Instructions to follow :: Using the records that follow, copy every line containing the word "المركبة".

Extracted records ::
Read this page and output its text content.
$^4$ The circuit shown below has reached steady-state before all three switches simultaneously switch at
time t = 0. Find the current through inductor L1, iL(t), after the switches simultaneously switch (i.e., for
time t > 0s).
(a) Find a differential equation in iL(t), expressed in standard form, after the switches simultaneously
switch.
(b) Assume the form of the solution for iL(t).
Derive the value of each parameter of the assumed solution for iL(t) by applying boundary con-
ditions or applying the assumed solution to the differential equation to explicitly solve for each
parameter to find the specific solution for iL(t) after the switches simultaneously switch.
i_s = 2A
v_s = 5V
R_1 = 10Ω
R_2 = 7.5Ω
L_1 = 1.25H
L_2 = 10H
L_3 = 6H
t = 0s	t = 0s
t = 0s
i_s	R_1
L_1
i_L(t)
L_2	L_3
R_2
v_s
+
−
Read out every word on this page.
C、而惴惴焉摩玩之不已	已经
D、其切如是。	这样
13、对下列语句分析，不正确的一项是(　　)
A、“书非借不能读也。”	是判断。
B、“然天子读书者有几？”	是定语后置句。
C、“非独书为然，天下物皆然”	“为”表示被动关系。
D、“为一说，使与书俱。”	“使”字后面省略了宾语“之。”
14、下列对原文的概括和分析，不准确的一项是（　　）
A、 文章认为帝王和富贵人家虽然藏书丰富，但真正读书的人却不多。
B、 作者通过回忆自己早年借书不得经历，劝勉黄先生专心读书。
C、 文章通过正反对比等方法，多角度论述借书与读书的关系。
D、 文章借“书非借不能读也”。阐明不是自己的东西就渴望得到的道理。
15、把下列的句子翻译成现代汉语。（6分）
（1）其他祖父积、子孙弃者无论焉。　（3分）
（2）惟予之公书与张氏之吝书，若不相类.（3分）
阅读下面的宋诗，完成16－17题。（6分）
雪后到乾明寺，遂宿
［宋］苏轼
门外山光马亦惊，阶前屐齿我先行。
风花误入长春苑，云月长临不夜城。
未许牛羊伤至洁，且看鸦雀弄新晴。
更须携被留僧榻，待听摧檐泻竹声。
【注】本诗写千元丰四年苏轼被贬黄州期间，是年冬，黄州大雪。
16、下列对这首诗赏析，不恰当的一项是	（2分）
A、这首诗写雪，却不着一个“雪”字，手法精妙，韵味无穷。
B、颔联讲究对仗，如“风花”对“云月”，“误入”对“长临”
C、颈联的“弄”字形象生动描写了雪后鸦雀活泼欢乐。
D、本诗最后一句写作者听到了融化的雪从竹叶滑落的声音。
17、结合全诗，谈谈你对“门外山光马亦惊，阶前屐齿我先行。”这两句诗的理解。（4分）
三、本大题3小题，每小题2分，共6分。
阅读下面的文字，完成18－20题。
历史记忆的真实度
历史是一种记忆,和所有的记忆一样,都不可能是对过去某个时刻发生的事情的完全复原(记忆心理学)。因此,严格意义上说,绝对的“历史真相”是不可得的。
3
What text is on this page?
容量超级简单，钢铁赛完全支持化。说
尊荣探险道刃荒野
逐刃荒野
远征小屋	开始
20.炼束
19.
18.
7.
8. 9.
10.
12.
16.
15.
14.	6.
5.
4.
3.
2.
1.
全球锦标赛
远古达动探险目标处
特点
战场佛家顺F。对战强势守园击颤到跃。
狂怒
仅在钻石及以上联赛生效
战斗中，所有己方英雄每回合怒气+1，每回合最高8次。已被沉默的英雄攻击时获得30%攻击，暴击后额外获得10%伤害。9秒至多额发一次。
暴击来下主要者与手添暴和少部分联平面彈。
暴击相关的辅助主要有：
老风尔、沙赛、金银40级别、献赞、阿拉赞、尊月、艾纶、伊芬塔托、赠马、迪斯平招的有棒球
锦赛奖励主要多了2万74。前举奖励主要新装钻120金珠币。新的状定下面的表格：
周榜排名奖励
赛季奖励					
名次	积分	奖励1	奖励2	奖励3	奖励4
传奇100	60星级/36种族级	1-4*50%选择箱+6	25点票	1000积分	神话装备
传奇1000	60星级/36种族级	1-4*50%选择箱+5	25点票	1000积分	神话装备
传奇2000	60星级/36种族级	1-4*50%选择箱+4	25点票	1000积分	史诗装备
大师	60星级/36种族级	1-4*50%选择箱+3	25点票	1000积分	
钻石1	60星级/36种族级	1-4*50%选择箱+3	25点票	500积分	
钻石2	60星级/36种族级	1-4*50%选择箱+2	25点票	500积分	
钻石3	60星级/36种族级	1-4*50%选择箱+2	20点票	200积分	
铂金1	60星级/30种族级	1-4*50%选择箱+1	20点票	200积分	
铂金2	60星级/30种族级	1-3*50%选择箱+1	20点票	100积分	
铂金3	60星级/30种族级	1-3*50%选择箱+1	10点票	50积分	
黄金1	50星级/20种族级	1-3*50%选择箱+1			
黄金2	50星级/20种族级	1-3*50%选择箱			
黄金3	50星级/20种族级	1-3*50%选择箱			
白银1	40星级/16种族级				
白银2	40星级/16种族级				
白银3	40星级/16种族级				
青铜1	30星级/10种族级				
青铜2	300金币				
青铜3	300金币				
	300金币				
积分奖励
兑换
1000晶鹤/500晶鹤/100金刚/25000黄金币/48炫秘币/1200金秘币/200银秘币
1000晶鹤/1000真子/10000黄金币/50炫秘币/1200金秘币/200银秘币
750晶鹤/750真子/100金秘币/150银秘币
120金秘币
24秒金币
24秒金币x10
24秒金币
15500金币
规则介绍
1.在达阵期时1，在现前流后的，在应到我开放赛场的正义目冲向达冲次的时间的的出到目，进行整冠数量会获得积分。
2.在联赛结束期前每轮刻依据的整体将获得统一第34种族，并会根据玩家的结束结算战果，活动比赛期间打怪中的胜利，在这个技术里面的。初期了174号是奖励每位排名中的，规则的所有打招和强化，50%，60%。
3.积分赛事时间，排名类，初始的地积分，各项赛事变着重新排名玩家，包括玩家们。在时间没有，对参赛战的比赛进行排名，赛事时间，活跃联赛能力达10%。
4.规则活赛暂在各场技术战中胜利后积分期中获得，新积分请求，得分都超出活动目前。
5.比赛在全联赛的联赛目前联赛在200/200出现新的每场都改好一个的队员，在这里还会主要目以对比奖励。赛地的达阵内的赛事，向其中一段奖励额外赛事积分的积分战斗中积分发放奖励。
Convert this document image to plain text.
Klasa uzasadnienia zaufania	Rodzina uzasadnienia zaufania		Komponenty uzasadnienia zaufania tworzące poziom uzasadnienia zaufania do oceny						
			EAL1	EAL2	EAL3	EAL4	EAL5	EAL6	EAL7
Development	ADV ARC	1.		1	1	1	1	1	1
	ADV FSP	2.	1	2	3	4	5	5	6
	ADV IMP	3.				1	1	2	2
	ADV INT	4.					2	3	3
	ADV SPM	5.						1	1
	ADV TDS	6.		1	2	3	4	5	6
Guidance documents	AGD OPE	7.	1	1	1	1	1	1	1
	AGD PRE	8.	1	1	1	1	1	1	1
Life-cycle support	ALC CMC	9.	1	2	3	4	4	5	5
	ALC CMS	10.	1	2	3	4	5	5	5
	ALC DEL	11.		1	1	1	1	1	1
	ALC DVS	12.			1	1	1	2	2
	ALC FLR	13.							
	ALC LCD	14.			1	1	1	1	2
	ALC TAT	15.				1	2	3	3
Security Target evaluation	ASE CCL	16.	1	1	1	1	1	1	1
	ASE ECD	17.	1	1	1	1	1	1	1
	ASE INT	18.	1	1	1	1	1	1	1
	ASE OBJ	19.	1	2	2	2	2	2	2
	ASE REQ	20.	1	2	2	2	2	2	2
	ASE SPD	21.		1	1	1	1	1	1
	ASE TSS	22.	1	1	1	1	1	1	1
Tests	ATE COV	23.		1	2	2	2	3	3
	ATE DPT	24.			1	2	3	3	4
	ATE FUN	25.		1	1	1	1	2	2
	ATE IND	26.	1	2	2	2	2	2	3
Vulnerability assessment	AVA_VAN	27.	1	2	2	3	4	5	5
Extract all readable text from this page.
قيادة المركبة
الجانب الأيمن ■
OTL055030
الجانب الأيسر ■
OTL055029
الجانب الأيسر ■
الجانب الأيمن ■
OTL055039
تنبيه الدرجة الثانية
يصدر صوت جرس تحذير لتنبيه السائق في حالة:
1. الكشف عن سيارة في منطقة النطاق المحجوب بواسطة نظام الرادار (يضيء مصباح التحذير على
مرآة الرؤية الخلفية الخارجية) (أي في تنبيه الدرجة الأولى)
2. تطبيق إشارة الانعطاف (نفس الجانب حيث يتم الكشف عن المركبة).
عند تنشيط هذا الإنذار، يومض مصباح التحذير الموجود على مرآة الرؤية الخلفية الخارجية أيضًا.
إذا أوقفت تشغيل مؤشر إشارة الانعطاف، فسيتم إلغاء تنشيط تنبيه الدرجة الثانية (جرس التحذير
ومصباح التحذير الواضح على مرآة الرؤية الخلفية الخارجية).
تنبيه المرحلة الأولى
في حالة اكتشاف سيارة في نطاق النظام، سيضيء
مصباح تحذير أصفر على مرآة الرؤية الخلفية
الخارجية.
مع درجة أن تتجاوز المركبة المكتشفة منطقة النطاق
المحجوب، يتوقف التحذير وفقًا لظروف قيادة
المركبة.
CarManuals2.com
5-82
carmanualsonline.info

Solution ::
قيادة المركبة
2. تطبيق إشارة الانعطاف (نفس الجانب حيث يتم الكشف عن المركبة).
مع درجة أن تتجاوز المركبة المكتشفة منطقة النطاق
المركبة.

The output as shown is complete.